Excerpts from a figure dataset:

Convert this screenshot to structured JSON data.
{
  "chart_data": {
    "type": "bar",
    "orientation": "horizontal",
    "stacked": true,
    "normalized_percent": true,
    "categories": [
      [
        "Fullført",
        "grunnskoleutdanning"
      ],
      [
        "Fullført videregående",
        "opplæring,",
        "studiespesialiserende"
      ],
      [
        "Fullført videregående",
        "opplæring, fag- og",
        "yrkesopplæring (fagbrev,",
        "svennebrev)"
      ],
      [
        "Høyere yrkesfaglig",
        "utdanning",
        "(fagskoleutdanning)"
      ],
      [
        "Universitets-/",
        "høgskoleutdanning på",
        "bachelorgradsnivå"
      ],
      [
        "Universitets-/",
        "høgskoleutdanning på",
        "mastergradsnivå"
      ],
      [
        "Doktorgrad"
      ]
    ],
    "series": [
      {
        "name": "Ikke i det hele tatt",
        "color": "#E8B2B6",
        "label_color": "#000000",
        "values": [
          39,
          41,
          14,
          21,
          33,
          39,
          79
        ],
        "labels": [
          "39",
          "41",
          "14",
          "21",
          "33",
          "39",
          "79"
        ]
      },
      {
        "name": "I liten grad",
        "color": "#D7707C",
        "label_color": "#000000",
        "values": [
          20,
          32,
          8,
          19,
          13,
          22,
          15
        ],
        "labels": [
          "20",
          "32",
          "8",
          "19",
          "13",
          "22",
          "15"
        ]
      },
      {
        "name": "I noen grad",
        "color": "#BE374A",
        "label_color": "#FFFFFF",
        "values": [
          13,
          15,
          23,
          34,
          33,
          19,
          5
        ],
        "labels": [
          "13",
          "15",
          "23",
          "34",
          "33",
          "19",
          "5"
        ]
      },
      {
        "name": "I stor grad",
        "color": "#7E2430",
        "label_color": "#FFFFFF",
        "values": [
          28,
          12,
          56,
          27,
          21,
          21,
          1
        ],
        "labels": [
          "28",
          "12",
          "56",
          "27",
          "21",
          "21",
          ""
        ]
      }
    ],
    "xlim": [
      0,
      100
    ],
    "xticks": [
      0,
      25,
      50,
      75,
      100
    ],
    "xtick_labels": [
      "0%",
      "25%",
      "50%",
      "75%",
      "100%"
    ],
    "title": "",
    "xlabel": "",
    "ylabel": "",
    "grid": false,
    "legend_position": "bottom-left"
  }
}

## Problem to work on
Copy all the records above precisely.

## Answer below
Convert this screenshot to structured JSON data.
{
  "chart_data": {
    "type": "bar",
    "orientation": "horizontal",
    "stacked": true,
    "normalized_percent": true,
    "categories": [
      [
        "Fullført",
        "grunnskoleutdanning"
      ],
      [
        "Fullført videregående",
        "opplæring,",
        "studiespesialiserende"
      ],
      [
        "Fullført videregående",
        "opplæring, fag- og",
        "yrkesopplæring (fagbrev,",
        "svennebrev)"
      ],
      [
        "Høyere yrkesfaglig",
        "utdanning",
        "(fagskoleutdanning)"
      ],
      [
        "Universitets-/",
        "høgskoleutdanning på",
        "bachelorgradsnivå"
      ],
      [
        "Universitets-/",
        "høgskoleutdanning på",
        "mastergradsnivå"
      ],
      [
        "Doktorgrad"
      ]
    ],
    "series": [
      {
        "name": "Ikke i det hele tatt",
        "color": "#E8B2B6",
        "label_color": "#000000",
        "values": [
          39,
          41,
          14,
          21,
          33,
          39,
          79
        ],
        "labels": [
          "39",
          "41",
          "14",
          "21",
          "33",
          "39",
          "79"
        ]
      },
      {
        "name": "I liten grad",
        "color": "#D7707C",
        "label_color": "#000000",
        "values": [
          20,
          32,
          8,
          19,
          13,
          22,
          15
        ],
        "labels": [
          "20",
          "32",
          "8",
          "19",
          "13",
          "22",
          "15"
        ]
      },
      {
        "name": "I noen grad",
        "color": "#BE374A",
        "label_color": "#FFFFFF",
        "values": [
          13,
          15,
          23,
          34,
          33,
          19,
          5
        ],
        "labels": [
          "13",
          "15",
          "23",
          "34",
          "33",
          "19",
          "5"
        ]
      },
      {
        "name": "I stor grad",
        "color": "#7E2430",
        "label_color": "#FFFFFF",
        "values": [
          28,
          12,
          56,
          27,
          21,
          21,
          1
        ],
        "labels": [
          "28",
          "12",
          "56",
          "27",
          "21",
          "21",
          ""
        ]
      }
    ],
    "xlim": [
      0,
      100
    ],
    "xticks": [
      0,
      25,
      50,
      75,
      100
    ],
    "xtick_labels": [
      "0%",
      "25%",
      "50%",
      "75%",
      "100%"
    ],
    "title": "",
    "xlabel": "",
    "ylabel": "",
    "grid": false,
    "legend_position": "bottom-left"
  }
}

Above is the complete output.